> _Your instructions_
From the entries that follow, pick out all lines holding "решения".

>> BEGIN

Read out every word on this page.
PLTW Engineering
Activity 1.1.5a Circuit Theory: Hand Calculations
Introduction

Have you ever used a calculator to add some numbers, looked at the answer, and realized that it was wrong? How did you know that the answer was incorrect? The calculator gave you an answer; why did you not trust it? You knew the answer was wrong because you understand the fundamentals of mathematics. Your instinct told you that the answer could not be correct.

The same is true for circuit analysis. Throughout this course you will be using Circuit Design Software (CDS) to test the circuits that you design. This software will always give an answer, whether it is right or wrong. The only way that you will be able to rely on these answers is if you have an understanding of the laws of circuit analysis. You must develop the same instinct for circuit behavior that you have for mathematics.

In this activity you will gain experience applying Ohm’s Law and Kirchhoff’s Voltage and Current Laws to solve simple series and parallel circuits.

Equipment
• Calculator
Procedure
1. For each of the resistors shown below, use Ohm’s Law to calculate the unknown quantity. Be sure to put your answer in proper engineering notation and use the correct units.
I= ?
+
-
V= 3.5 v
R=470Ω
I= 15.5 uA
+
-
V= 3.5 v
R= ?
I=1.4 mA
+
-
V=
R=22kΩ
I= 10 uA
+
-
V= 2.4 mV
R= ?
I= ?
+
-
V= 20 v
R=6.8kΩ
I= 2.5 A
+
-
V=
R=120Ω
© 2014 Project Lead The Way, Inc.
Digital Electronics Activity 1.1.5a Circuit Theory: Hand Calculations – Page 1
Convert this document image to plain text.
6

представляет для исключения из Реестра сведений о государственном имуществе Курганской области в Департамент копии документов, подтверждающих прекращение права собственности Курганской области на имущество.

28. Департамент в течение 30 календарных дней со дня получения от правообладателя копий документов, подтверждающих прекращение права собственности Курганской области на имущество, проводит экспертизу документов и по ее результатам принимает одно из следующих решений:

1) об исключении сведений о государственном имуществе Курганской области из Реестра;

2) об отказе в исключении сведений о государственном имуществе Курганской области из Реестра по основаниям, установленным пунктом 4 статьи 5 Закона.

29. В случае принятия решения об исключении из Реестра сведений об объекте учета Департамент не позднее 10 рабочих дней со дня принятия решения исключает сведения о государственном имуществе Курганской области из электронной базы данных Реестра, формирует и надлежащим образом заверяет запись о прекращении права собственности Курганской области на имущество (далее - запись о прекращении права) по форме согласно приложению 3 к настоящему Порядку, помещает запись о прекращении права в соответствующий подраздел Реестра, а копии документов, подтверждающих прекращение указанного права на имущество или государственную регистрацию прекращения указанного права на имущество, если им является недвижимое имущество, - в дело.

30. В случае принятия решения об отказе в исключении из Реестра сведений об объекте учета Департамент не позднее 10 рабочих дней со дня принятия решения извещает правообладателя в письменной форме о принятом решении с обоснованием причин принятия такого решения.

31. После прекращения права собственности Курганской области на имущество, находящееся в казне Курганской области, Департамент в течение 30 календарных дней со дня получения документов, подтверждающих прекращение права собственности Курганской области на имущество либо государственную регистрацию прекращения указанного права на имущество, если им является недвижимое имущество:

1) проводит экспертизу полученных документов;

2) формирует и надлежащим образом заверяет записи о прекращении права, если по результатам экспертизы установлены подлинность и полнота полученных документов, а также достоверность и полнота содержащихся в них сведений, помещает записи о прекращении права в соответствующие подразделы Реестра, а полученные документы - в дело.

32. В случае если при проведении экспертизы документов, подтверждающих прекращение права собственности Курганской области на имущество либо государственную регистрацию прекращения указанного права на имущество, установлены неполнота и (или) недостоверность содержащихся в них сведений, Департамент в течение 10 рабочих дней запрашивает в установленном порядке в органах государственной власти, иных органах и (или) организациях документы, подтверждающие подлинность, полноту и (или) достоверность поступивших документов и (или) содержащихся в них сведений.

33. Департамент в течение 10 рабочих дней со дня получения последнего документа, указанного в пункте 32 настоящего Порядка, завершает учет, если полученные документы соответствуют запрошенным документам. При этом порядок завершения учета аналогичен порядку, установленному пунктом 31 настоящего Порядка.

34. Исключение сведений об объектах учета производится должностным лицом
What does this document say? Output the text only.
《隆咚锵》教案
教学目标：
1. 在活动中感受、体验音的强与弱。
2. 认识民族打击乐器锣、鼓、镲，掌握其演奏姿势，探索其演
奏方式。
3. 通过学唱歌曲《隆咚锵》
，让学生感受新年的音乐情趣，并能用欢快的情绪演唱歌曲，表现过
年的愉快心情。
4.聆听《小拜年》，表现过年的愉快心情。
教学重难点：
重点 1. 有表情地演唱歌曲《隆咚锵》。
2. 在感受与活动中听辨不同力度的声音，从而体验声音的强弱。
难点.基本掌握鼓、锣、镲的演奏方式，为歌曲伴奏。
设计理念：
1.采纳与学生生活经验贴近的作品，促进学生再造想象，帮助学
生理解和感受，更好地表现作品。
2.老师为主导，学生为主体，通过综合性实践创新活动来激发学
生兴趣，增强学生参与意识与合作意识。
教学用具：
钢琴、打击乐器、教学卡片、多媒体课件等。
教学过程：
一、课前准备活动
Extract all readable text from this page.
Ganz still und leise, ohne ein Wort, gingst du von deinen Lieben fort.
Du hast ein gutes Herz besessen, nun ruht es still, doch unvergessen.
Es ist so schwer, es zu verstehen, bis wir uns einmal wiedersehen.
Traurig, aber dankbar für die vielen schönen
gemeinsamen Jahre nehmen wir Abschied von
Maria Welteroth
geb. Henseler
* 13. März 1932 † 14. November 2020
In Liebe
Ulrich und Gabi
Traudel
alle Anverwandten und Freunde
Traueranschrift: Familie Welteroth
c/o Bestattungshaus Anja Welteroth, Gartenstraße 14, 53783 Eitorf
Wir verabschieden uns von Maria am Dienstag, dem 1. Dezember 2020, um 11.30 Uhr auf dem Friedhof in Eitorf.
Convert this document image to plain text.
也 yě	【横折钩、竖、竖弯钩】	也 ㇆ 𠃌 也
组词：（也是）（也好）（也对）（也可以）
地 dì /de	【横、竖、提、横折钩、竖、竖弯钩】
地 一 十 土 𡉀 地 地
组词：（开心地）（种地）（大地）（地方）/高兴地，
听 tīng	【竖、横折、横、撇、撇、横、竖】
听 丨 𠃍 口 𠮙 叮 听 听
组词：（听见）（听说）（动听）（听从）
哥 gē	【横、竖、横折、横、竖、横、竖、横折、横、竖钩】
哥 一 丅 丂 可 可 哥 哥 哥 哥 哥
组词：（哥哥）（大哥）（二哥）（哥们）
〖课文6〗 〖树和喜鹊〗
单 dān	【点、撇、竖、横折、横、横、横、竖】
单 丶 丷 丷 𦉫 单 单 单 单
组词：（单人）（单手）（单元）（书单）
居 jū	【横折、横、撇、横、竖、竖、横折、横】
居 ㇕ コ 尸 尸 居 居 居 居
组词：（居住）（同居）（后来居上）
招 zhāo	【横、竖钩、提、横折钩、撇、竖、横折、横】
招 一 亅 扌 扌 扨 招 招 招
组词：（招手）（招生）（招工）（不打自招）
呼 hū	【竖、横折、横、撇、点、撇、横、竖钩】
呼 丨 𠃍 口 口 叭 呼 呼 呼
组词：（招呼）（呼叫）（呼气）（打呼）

>> END

> _Finished exercise_
29. В случае принятия решения об исключении из Реестра сведений об объекте учета Департамент не позднее 10 рабочих дней со дня принятия решения исключает сведения о государственном имуществе Курганской области из электронной базы данных Реестра, формирует и надлежащим образом заверяет запись о прекращении права собственности Курганской области на имущество (далее - запись о прекращении права) по форме согласно приложению 3 к настоящему Порядку, помещает запись о прекращении права в соответствующий подраздел Реестра, а копии документов, подтверждающих прекращение указанного права на имущество или государственную регистрацию прекращения указанного права на имущество, если им является недвижимое имущество, - в дело.
30. В случае принятия решения об отказе в исключении из Реестра сведений об объекте учета Департамент не позднее 10 рабочих дней со дня принятия решения извещает правообладателя в письменной форме о принятом решении с обоснованием причин принятия такого решения.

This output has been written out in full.